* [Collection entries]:
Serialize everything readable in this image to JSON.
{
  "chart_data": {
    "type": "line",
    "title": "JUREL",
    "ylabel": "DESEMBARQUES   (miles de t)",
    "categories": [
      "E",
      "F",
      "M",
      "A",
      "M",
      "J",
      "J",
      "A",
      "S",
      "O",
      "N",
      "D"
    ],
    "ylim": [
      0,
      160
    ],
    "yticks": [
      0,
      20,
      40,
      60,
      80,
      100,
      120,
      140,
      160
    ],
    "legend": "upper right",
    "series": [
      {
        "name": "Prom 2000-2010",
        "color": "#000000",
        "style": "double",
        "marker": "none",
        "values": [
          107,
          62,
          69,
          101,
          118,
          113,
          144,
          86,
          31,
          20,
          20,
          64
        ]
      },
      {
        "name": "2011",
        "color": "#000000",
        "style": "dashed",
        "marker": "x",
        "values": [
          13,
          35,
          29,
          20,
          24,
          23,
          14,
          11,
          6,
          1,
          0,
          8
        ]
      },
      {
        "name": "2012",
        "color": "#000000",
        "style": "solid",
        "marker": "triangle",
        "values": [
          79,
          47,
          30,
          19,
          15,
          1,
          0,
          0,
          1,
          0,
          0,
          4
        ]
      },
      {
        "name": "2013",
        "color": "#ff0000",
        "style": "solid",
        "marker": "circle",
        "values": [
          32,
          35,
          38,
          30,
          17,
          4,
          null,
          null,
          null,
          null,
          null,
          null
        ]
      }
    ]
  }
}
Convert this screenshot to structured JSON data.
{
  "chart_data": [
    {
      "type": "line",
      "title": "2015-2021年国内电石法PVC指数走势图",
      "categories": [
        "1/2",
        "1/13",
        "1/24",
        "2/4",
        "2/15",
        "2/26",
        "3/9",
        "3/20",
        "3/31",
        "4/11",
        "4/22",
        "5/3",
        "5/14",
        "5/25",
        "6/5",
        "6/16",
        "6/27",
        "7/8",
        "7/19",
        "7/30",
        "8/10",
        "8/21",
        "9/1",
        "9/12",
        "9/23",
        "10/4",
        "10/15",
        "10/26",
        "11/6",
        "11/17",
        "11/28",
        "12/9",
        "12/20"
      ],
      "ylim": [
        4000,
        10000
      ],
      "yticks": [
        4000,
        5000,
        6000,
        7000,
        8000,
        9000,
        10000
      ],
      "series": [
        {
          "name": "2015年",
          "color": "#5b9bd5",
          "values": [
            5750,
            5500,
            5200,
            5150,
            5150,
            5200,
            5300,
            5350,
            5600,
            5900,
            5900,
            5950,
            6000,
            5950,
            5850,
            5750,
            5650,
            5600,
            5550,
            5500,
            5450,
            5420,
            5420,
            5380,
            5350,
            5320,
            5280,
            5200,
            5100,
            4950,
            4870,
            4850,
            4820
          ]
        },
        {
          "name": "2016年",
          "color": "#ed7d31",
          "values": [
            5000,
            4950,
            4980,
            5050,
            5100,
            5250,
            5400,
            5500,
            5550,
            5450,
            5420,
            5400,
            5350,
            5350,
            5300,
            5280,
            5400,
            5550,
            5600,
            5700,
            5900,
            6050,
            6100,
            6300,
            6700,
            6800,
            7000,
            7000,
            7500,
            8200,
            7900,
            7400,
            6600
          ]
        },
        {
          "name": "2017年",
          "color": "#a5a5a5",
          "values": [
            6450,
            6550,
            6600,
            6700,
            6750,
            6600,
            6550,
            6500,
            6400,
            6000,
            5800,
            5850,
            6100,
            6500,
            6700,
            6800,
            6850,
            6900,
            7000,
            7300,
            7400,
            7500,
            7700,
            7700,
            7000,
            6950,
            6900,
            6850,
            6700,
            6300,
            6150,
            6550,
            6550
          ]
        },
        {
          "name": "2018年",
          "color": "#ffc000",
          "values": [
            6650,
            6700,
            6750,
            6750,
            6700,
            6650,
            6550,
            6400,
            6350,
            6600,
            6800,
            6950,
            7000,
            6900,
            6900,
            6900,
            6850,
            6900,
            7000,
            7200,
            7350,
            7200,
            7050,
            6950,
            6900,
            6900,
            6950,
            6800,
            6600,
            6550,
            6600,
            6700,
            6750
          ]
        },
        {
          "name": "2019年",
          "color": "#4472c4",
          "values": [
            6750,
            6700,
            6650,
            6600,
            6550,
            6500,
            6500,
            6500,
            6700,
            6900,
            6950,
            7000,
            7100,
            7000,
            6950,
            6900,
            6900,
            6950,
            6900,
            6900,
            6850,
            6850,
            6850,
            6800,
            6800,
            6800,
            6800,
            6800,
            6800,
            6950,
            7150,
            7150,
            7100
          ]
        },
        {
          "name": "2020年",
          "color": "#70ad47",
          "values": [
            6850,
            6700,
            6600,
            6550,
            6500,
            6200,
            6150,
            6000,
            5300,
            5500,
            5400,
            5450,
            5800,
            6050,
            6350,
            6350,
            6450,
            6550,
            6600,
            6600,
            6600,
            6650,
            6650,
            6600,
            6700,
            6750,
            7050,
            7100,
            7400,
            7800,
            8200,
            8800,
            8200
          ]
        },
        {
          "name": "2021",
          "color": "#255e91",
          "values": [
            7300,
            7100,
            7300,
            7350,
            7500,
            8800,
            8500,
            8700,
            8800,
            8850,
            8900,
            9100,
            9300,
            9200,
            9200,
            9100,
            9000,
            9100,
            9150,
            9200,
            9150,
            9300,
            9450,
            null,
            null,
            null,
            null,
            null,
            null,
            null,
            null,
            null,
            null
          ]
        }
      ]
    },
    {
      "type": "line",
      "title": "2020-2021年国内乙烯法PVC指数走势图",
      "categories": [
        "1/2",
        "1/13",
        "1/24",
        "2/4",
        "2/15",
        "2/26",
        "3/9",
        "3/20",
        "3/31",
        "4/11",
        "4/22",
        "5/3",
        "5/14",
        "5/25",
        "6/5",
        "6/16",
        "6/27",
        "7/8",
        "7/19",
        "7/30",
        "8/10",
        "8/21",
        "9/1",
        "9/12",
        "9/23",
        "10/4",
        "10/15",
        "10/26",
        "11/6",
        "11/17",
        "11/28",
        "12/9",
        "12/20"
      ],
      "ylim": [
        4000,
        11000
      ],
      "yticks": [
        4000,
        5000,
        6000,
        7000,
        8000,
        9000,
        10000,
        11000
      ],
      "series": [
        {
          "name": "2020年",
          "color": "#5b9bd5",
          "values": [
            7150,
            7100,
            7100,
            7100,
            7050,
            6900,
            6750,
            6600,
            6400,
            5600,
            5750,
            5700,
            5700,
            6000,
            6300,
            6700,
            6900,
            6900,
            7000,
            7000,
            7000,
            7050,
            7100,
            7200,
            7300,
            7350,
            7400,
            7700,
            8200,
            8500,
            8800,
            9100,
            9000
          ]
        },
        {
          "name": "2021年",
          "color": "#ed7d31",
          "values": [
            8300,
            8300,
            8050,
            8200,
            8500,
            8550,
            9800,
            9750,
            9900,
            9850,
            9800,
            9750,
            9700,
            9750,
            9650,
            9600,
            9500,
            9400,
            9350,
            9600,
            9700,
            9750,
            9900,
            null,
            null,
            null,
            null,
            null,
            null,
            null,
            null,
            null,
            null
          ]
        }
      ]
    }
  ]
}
---
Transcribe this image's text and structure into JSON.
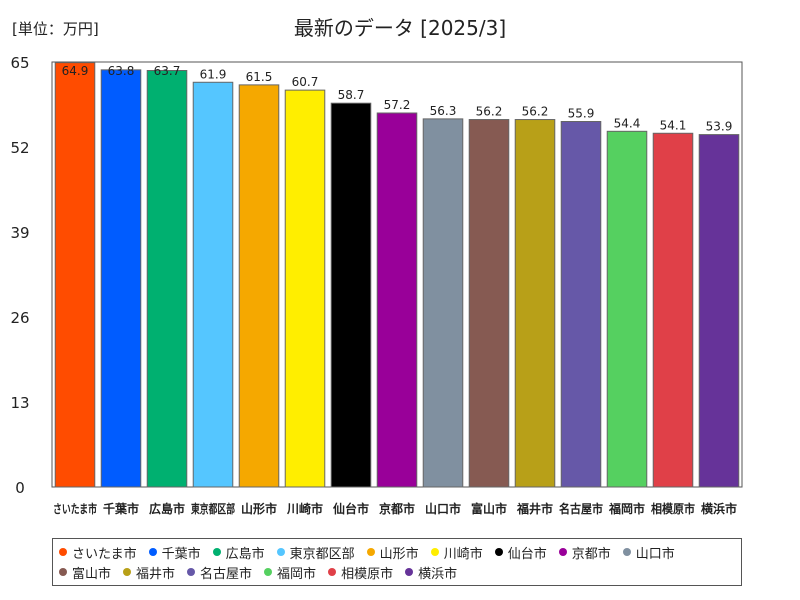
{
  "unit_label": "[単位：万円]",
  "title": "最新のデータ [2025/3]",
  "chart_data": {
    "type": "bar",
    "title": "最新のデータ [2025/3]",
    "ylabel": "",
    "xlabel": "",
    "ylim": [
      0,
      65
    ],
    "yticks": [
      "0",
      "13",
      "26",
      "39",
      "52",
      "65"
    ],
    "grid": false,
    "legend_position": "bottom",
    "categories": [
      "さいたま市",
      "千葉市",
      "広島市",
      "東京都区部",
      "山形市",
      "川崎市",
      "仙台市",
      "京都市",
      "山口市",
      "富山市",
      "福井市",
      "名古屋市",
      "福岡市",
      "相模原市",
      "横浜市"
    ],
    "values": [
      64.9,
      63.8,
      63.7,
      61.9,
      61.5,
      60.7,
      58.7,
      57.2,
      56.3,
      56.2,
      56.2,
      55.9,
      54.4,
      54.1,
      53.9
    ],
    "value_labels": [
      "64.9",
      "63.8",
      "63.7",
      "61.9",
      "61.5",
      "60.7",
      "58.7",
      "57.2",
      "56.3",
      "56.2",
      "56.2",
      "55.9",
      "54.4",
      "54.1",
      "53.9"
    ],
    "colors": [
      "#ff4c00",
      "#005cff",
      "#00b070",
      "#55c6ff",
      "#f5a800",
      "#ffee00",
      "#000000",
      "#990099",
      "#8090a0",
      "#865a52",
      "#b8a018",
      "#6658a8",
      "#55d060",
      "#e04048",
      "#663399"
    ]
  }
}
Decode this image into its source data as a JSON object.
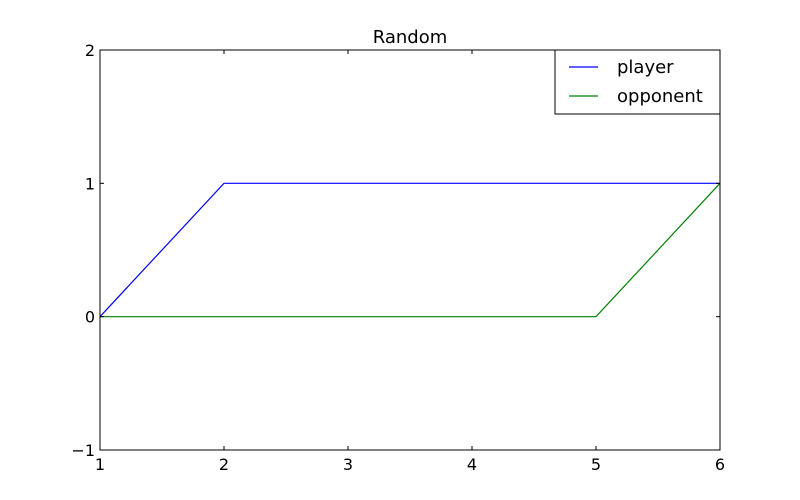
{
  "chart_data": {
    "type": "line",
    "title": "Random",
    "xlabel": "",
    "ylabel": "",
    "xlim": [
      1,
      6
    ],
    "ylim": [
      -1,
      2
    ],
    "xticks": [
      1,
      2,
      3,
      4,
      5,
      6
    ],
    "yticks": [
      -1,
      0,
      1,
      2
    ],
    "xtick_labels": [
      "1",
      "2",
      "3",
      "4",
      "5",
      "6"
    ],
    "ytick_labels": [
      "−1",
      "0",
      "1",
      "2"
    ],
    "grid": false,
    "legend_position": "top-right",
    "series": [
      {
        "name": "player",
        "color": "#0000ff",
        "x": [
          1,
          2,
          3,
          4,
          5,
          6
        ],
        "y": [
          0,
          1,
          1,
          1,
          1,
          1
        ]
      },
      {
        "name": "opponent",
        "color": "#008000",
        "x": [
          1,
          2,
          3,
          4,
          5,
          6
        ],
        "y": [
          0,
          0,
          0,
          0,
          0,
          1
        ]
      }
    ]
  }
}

* [WHAT IS REQUIRED]: Copy out every line of the data that includes "最新のデータ".

* [FINAL RESULT]:
  "title": "最新のデータ [2025/3]",
    "title": "最新のデータ [2025/3]",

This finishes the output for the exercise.